Element location data
......
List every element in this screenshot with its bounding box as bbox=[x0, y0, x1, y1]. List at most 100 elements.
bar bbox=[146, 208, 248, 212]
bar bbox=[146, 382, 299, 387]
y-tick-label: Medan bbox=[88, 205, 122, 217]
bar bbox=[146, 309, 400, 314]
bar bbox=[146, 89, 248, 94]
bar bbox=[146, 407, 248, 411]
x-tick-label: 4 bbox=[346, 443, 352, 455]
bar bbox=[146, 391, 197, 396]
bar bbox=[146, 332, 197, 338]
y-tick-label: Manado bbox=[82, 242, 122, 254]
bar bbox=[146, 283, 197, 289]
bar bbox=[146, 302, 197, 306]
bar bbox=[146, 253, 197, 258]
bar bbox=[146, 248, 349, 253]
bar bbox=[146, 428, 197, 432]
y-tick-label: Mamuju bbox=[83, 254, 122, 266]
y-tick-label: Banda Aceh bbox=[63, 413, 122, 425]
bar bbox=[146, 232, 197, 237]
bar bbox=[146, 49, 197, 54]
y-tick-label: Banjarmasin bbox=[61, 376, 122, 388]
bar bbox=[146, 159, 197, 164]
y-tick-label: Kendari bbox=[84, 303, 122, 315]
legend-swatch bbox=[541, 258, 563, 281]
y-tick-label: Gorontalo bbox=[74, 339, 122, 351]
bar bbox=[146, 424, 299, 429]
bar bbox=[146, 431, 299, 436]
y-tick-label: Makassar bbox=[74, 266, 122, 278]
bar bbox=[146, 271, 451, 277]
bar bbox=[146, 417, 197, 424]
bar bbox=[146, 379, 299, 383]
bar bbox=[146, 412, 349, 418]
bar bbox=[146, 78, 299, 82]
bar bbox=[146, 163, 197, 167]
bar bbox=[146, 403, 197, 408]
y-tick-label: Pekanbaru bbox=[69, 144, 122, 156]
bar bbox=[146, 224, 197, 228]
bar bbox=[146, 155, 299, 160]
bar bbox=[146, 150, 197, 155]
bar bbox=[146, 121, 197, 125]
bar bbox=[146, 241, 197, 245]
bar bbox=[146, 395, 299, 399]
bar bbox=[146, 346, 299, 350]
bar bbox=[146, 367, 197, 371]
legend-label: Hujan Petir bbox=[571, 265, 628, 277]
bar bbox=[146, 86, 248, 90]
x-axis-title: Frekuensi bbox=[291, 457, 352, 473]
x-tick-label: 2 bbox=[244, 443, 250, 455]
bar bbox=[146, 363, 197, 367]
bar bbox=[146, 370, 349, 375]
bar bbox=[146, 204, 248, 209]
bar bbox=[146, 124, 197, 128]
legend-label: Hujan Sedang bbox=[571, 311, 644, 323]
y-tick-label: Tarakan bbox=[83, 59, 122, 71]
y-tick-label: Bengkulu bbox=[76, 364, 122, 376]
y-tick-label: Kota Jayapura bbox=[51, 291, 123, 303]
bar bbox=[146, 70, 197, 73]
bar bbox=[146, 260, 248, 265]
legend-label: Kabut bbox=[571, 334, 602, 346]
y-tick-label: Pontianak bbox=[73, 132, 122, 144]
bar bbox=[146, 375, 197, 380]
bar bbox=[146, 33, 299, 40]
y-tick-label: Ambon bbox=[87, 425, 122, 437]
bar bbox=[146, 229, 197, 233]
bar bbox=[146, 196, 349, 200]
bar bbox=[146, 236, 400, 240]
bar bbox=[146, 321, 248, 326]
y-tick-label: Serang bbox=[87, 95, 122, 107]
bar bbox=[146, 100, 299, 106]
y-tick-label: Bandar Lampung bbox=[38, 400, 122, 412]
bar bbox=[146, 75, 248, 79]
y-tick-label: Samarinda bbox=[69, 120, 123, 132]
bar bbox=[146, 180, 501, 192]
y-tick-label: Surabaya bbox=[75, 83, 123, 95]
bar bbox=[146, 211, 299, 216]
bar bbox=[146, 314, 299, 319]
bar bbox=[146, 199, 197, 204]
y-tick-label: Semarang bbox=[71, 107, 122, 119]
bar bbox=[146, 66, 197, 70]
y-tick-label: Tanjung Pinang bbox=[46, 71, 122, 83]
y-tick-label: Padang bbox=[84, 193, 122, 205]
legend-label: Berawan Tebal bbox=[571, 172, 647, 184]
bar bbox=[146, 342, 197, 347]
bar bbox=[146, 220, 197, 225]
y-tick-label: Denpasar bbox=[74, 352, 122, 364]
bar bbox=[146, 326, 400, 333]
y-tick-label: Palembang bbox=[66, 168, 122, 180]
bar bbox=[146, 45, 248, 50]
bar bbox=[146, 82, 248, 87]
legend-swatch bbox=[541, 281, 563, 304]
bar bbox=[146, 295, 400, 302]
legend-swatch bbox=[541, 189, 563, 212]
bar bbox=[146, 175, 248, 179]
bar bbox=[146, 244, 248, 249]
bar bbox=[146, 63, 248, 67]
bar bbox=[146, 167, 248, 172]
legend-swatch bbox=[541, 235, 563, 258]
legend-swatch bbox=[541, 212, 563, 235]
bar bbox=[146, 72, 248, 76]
......
Given instruction:
Please rewrite every line of the listing above as a Markdown table with the columns "No." and "Line", numbering each row and leaving out blank lines.

Output for this task:
| No. | Line |
|---|---|
| 1 | List every element in this screenshot with its bounding box as bbox=[x0, y0, x1, y1]. List at most 100 elements. |
| 2 | bar bbox=[146, 208, 248, 212] |
| 3 | bar bbox=[146, 382, 299, 387] |
| 4 | y-tick-label: Medan bbox=[88, 205, 122, 217] |
| 5 | bar bbox=[146, 309, 400, 314] |
| 6 | bar bbox=[146, 89, 248, 94] |
| 7 | bar bbox=[146, 407, 248, 411] |
| 8 | x-tick-label: 4 bbox=[346, 443, 352, 455] |
| 9 | bar bbox=[146, 391, 197, 396] |
| 10 | bar bbox=[146, 332, 197, 338] |
| 11 | y-tick-label: Manado bbox=[82, 242, 122, 254] |
| 12 | bar bbox=[146, 283, 197, 289] |
| 13 | bar bbox=[146, 302, 197, 306] |
| 14 | bar bbox=[146, 253, 197, 258] |
| 15 | bar bbox=[146, 248, 349, 253] |
| 16 | bar bbox=[146, 428, 197, 432] |
| 17 | y-tick-label: Mamuju bbox=[83, 254, 122, 266] |
| 18 | y-tick-label: Banda Aceh bbox=[63, 413, 122, 425] |
| 19 | bar bbox=[146, 232, 197, 237] |
| 20 | bar bbox=[146, 49, 197, 54] |
| 21 | y-tick-label: Banjarmasin bbox=[61, 376, 122, 388] |
| 22 | bar bbox=[146, 159, 197, 164] |
| 23 | y-tick-label: Kendari bbox=[84, 303, 122, 315] |
| 24 | legend-swatch bbox=[541, 258, 563, 281] |
| 25 | y-tick-label: Gorontalo bbox=[74, 339, 122, 351] |
| 26 | bar bbox=[146, 424, 299, 429] |
| 27 | bar bbox=[146, 431, 299, 436] |
| 28 | y-tick-label: Makassar bbox=[74, 266, 122, 278] |
| 29 | bar bbox=[146, 271, 451, 277] |
| 30 | bar bbox=[146, 417, 197, 424] |
| 31 | bar bbox=[146, 379, 299, 383] |
| 32 | bar bbox=[146, 412, 349, 418] |
| 33 | bar bbox=[146, 78, 299, 82] |
| 34 | bar bbox=[146, 163, 197, 167] |
| 35 | bar bbox=[146, 403, 197, 408] |
| 36 | y-tick-label: Pekanbaru bbox=[69, 144, 122, 156] |
| 37 | bar bbox=[146, 224, 197, 228] |
| 38 | bar bbox=[146, 155, 299, 160] |
| 39 | bar bbox=[146, 150, 197, 155] |
| 40 | bar bbox=[146, 121, 197, 125] |
| 41 | bar bbox=[146, 241, 197, 245] |
| 42 | bar bbox=[146, 395, 299, 399] |
| 43 | bar bbox=[146, 346, 299, 350] |
| 44 | bar bbox=[146, 367, 197, 371] |
| 45 | legend-label: Hujan Petir bbox=[571, 265, 628, 277] |
| 46 | bar bbox=[146, 86, 248, 90] |
| 47 | x-axis-title: Frekuensi bbox=[291, 457, 352, 473] |
| 48 | x-tick-label: 2 bbox=[244, 443, 250, 455] |
| 49 | bar bbox=[146, 363, 197, 367] |
| 50 | bar bbox=[146, 370, 349, 375] |
| 51 | bar bbox=[146, 204, 248, 209] |
| 52 | bar bbox=[146, 124, 197, 128] |
| 53 | legend-label: Hujan Sedang bbox=[571, 311, 644, 323] |
| 54 | y-tick-label: Tarakan bbox=[83, 59, 122, 71] |
| 55 | y-tick-label: Bengkulu bbox=[76, 364, 122, 376] |
| 56 | y-tick-label: Kota Jayapura bbox=[51, 291, 123, 303] |
| 57 | bar bbox=[146, 70, 197, 73] |
| 58 | bar bbox=[146, 260, 248, 265] |
| 59 | legend-label: Kabut bbox=[571, 334, 602, 346] |
| 60 | y-tick-label: Pontianak bbox=[73, 132, 122, 144] |
| 61 | bar bbox=[146, 375, 197, 380] |
| 62 | bar bbox=[146, 33, 299, 40] |
| 63 | y-tick-label: Ambon bbox=[87, 425, 122, 437] |
| 64 | bar bbox=[146, 229, 197, 233] |
| 65 | bar bbox=[146, 196, 349, 200] |
| 66 | bar bbox=[146, 236, 400, 240] |
| 67 | bar bbox=[146, 321, 248, 326] |
| 68 | y-tick-label: Serang bbox=[87, 95, 122, 107] |
| 69 | bar bbox=[146, 100, 299, 106] |
| 70 | y-tick-label: Bandar Lampung bbox=[38, 400, 122, 412] |
| 71 | bar bbox=[146, 75, 248, 79] |
| 72 | y-tick-label: Samarinda bbox=[69, 120, 123, 132] |
| 73 | bar bbox=[146, 180, 501, 192] |
| 74 | y-tick-label: Surabaya bbox=[75, 83, 123, 95] |
| 75 | bar bbox=[146, 211, 299, 216] |
| 76 | bar bbox=[146, 314, 299, 319] |
| 77 | bar bbox=[146, 199, 197, 204] |
| 78 | y-tick-label: Semarang bbox=[71, 107, 122, 119] |
| 79 | bar bbox=[146, 66, 197, 70] |
| 80 | y-tick-label: Tanjung Pinang bbox=[46, 71, 122, 83] |
| 81 | y-tick-label: Padang bbox=[84, 193, 122, 205] |
| 82 | legend-label: Berawan Tebal bbox=[571, 172, 647, 184] |
| 83 | bar bbox=[146, 342, 197, 347] |
| 84 | bar bbox=[146, 220, 197, 225] |
| 85 | y-tick-label: Denpasar bbox=[74, 352, 122, 364] |
| 86 | bar bbox=[146, 326, 400, 333] |
| 87 | y-tick-label: Palembang bbox=[66, 168, 122, 180] |
| 88 | bar bbox=[146, 45, 248, 50] |
| 89 | bar bbox=[146, 82, 248, 87] |
| 90 | legend-swatch bbox=[541, 281, 563, 304] |
| 91 | bar bbox=[146, 295, 400, 302] |
| 92 | legend-swatch bbox=[541, 189, 563, 212] |
| 93 | bar bbox=[146, 175, 248, 179] |
| 94 | bar bbox=[146, 244, 248, 249] |
| 95 | bar bbox=[146, 63, 248, 67] |
| 96 | bar bbox=[146, 167, 248, 172] |
| 97 | legend-swatch bbox=[541, 235, 563, 258] |
| 98 | legend-swatch bbox=[541, 212, 563, 235] |
| 99 | bar bbox=[146, 72, 248, 76] |